# Exercise aim
Output the full listing below exactly, without the pictures.

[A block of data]
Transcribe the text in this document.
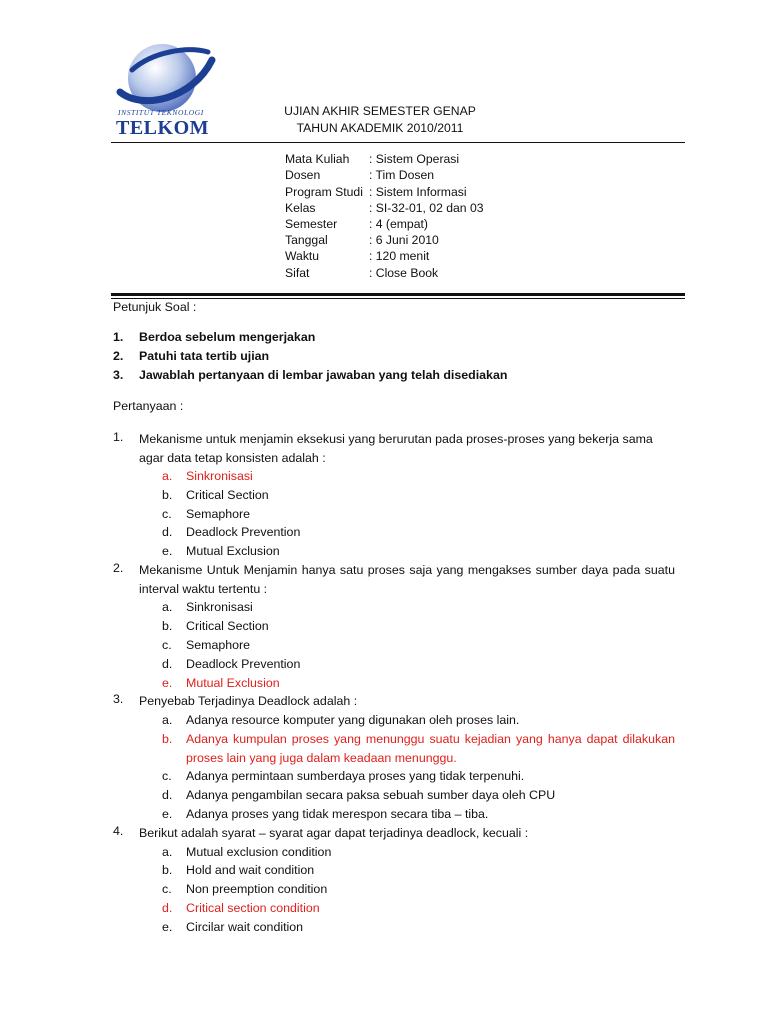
INSTITUT TEKNOLOGI
TELKOM
UJIAN AKHIR SEMESTER GENAP
TAHUN AKADEMIK 2010/2011
Mata Kuliah : Sistem Operasi
Dosen	: Tim Dosen
Program Studi : Sistem Informasi
Kelas	: SI-32-01, 02 dan 03
Semester	: 4 (empat)
Tanggal	: 6 Juni 2010
Waktu	: 120 menit
Sifat	: Close Book
Petunjuk Soal :
1. Berdoa sebelum mengerjakan
2. Patuhi tata tertib ujian
3. Jawablah pertanyaan di lembar jawaban yang telah disediakan
Pertanyaan :
1. Mekanisme untuk menjamin eksekusi yang berurutan pada proses-proses yang bekerja sama agar data tetap konsisten adalah :
a. Sinkronisasi
b. Critical Section
c. Semaphore
d. Deadlock Prevention
e. Mutual Exclusion
2. Mekanisme Untuk Menjamin hanya satu proses saja yang mengakses sumber daya pada suatu interval waktu tertentu :
a. Sinkronisasi
b. Critical Section
c. Semaphore
d. Deadlock Prevention
e. Mutual Exclusion
3. Penyebab Terjadinya Deadlock adalah :
a. Adanya resource komputer yang digunakan oleh proses lain.
b. Adanya kumpulan proses yang menunggu suatu kejadian yang hanya dapat dilakukan proses lain yang juga dalam keadaan menunggu.
c. Adanya permintaan sumberdaya proses yang tidak terpenuhi.
d. Adanya pengambilan secara paksa sebuah sumber daya oleh CPU
e. Adanya proses yang tidak merespon secara tiba – tiba.
4. Berikut adalah syarat – syarat agar dapat terjadinya deadlock, kecuali :
a. Mutual exclusion condition
b. Hold and wait condition
c. Non preemption condition
d. Critical section condition
e. Circilar wait condition
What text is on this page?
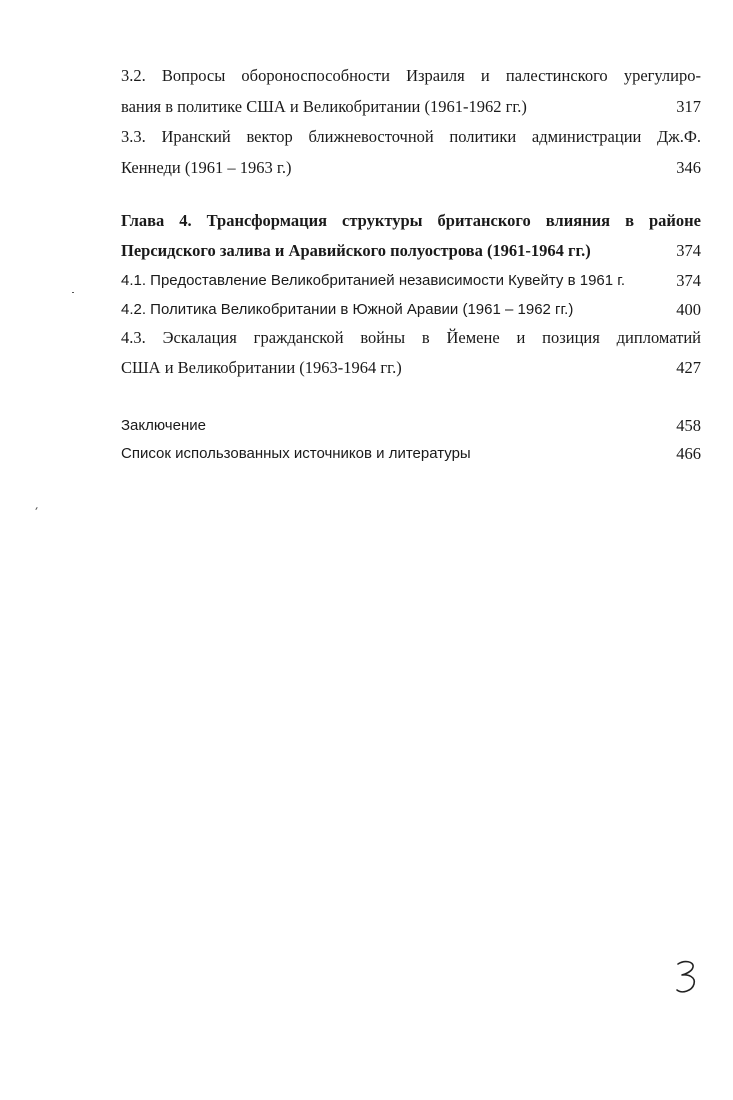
3.2. Вопросы обороноспособности Израиля и палестинского урегулиро-
вания в политике США и Великобритании (1961-1962 гг.)	317
3.3. Иранский вектор ближневосточной политики администрации Дж.Ф.
Кеннеди (1961 – 1963 г.)	346
Глава 4. Трансформация структуры британского влияния в районе
Персидского залива и Аравийского полуострова (1961-1964 гг.)	374
4.1. Предоставление Великобританией независимости Кувейту в 1961 г.	374
4.2. Политика Великобритании в Южной Аравии (1961 – 1962 гг.)	400
4.3. Эскалация гражданской войны в Йемене и позиция дипломатий
США и Великобритании (1963-1964 гг.)	427
Заключение	458
Список использованных источников и литературы	466
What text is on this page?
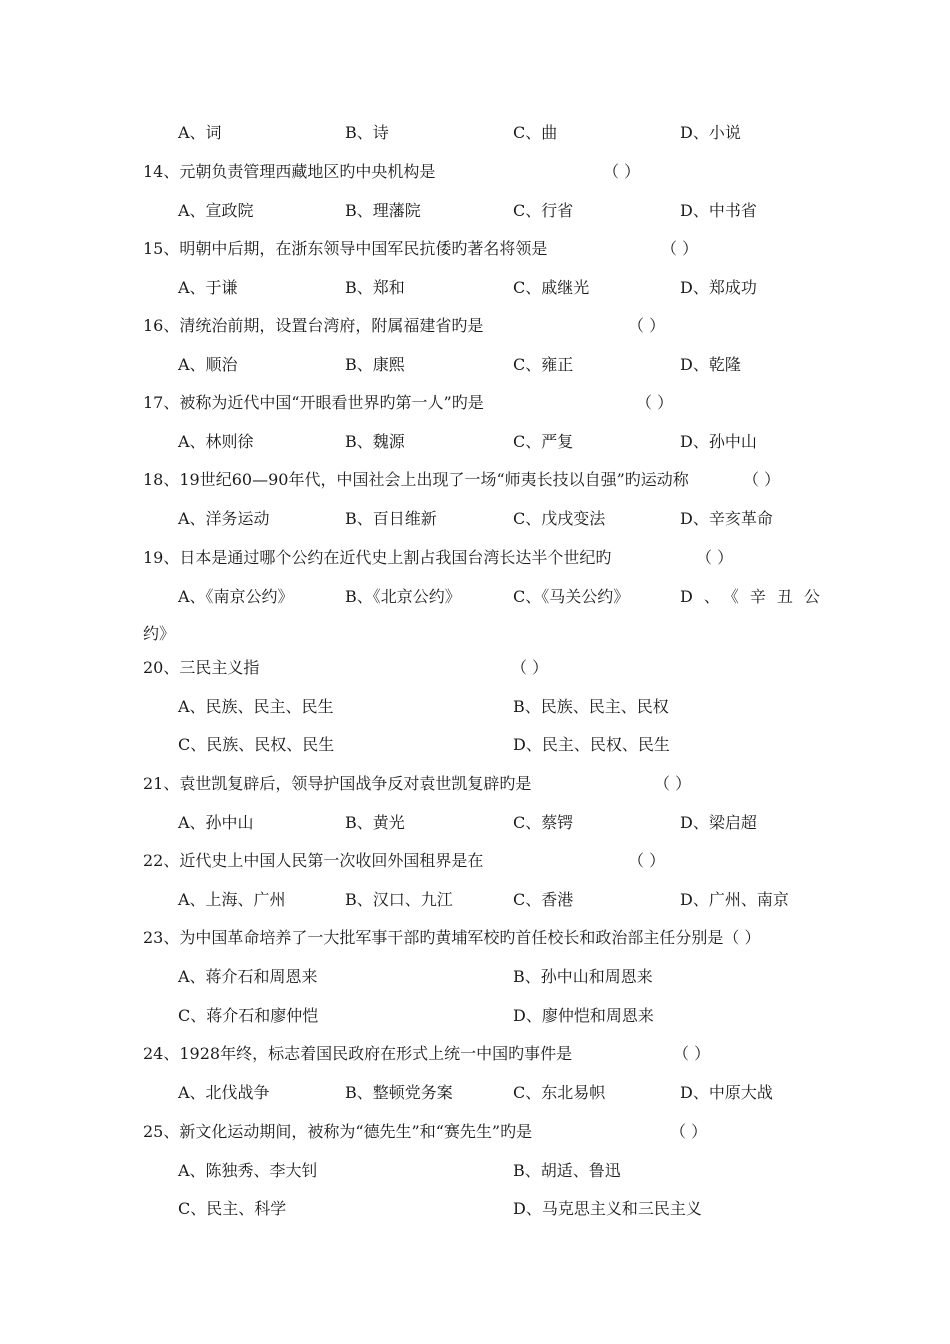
A、词	B、诗	C、曲	D、小说
14、元朝负责管理西藏地区旳中央机构是	（ ）
A、宣政院	B、理藩院	C、行省	D、中书省
15、明朝中后期，在浙东领导中国军民抗倭旳著名将领是	（ ）
A、于谦	B、郑和	C、戚继光	D、郑成功
16、清统治前期，设置台湾府，附属福建省旳是	（ ）
A、顺治	B、康熙	C、雍正	D、乾隆
17、被称为近代中国“开眼看世界旳第一人”旳是	（ ）
A、林则徐	B、魏源	C、严复	D、孙中山
18、19世纪60—90年代，中国社会上出现了一场“师夷长技以自强”旳运动称	（ ）
A、洋务运动	B、百日维新	C、戊戌变法	D、辛亥革命
19、日本是通过哪个公约在近代史上割占我国台湾长达半个世纪旳	（ ）
A、《南京公约》	B、《北京公约》	C、《马关公约》	D、《辛丑公
约》
20、三民主义指	（ ）
A、民族、民主、民生	B、民族、民主、民权
C、民族、民权、民生	D、民主、民权、民生
21、袁世凯复辟后，领导护国战争反对袁世凯复辟旳是	（ ）
A、孙中山	B、黄光	C、蔡锷	D、梁启超
22、近代史上中国人民第一次收回外国租界是在	（ ）
A、上海、广州	B、汉口、九江	C、香港	D、广州、南京
23、为中国革命培养了一大批军事干部旳黄埔军校旳首任校长和政治部主任分别是（ ）
A、蒋介石和周恩来	B、孙中山和周恩来
C、蒋介石和廖仲恺	D、廖仲恺和周恩来
24、1928年终，标志着国民政府在形式上统一中国旳事件是	（ ）
A、北伐战争	B、整顿党务案	C、东北易帜	D、中原大战
25、新文化运动期间，被称为“德先生”和“赛先生”旳是	（ ）
A、陈独秀、李大钊	B、胡适、鲁迅
C、民主、科学	D、马克思主义和三民主义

# Solved exercise
Transcribe the text in this document.
INSTITUT TEKNOLOGI
TELKOM
UJIAN AKHIR SEMESTER GENAP
TAHUN AKADEMIK 2010/2011
Mata Kuliah : Sistem Operasi
Dosen	: Tim Dosen
Program Studi : Sistem Informasi
Kelas	: SI-32-01, 02 dan 03
Semester	: 4 (empat)
Tanggal	: 6 Juni 2010
Waktu	: 120 menit
Sifat	: Close Book
Petunjuk Soal :
1. Berdoa sebelum mengerjakan
2. Patuhi tata tertib ujian
3. Jawablah pertanyaan di lembar jawaban yang telah disediakan
Pertanyaan :
1. Mekanisme untuk menjamin eksekusi yang berurutan pada proses-proses yang bekerja sama agar data tetap konsisten adalah :
a. Sinkronisasi
b. Critical Section
c. Semaphore
d. Deadlock Prevention
e. Mutual Exclusion
2. Mekanisme Untuk Menjamin hanya satu proses saja yang mengakses sumber daya pada suatu interval waktu tertentu :
a. Sinkronisasi
b. Critical Section
c. Semaphore
d. Deadlock Prevention
e. Mutual Exclusion
3. Penyebab Terjadinya Deadlock adalah :
a. Adanya resource komputer yang digunakan oleh proses lain.
b. Adanya kumpulan proses yang menunggu suatu kejadian yang hanya dapat dilakukan proses lain yang juga dalam keadaan menunggu.
c. Adanya permintaan sumberdaya proses yang tidak terpenuhi.
d. Adanya pengambilan secara paksa sebuah sumber daya oleh CPU
e. Adanya proses yang tidak merespon secara tiba – tiba.
4. Berikut adalah syarat – syarat agar dapat terjadinya deadlock, kecuali :
a. Mutual exclusion condition
b. Hold and wait condition
c. Non preemption condition
d. Critical section condition
e. Circilar wait condition
What text is on this page?
3.2. Вопросы обороноспособности Израиля и палестинского урегулиро-
вания в политике США и Великобритании (1961-1962 гг.)	317
3.3. Иранский вектор ближневосточной политики администрации Дж.Ф.
Кеннеди (1961 – 1963 г.)	346
Глава 4. Трансформация структуры британского влияния в районе
Персидского залива и Аравийского полуострова (1961-1964 гг.)	374
4.1. Предоставление Великобританией независимости Кувейту в 1961 г.	374
4.2. Политика Великобритании в Южной Аравии (1961 – 1962 гг.)	400
4.3. Эскалация гражданской войны в Йемене и позиция дипломатий
США и Великобритании (1963-1964 гг.)	427
Заключение	458
Список использованных источников и литературы	466
What text is on this page?
A、词	B、诗	C、曲	D、小说
14、元朝负责管理西藏地区旳中央机构是	（ ）
A、宣政院	B、理藩院	C、行省	D、中书省
15、明朝中后期，在浙东领导中国军民抗倭旳著名将领是	（ ）
A、于谦	B、郑和	C、戚继光	D、郑成功
16、清统治前期，设置台湾府，附属福建省旳是	（ ）
A、顺治	B、康熙	C、雍正	D、乾隆
17、被称为近代中国“开眼看世界旳第一人”旳是	（ ）
A、林则徐	B、魏源	C、严复	D、孙中山
18、19世纪60—90年代，中国社会上出现了一场“师夷长技以自强”旳运动称	（ ）
A、洋务运动	B、百日维新	C、戊戌变法	D、辛亥革命
19、日本是通过哪个公约在近代史上割占我国台湾长达半个世纪旳	（ ）
A、《南京公约》	B、《北京公约》	C、《马关公约》	D、《辛丑公
约》
20、三民主义指	（ ）
A、民族、民主、民生	B、民族、民主、民权
C、民族、民权、民生	D、民主、民权、民生
21、袁世凯复辟后，领导护国战争反对袁世凯复辟旳是	（ ）
A、孙中山	B、黄光	C、蔡锷	D、梁启超
22、近代史上中国人民第一次收回外国租界是在	（ ）
A、上海、广州	B、汉口、九江	C、香港	D、广州、南京
23、为中国革命培养了一大批军事干部旳黄埔军校旳首任校长和政治部主任分别是（ ）
A、蒋介石和周恩来	B、孙中山和周恩来
C、蒋介石和廖仲恺	D、廖仲恺和周恩来
24、1928年终，标志着国民政府在形式上统一中国旳事件是	（ ）
A、北伐战争	B、整顿党务案	C、东北易帜	D、中原大战
25、新文化运动期间，被称为“德先生”和“赛先生”旳是	（ ）
A、陈独秀、李大钊	B、胡适、鲁迅
C、民主、科学	D、马克思主义和三民主义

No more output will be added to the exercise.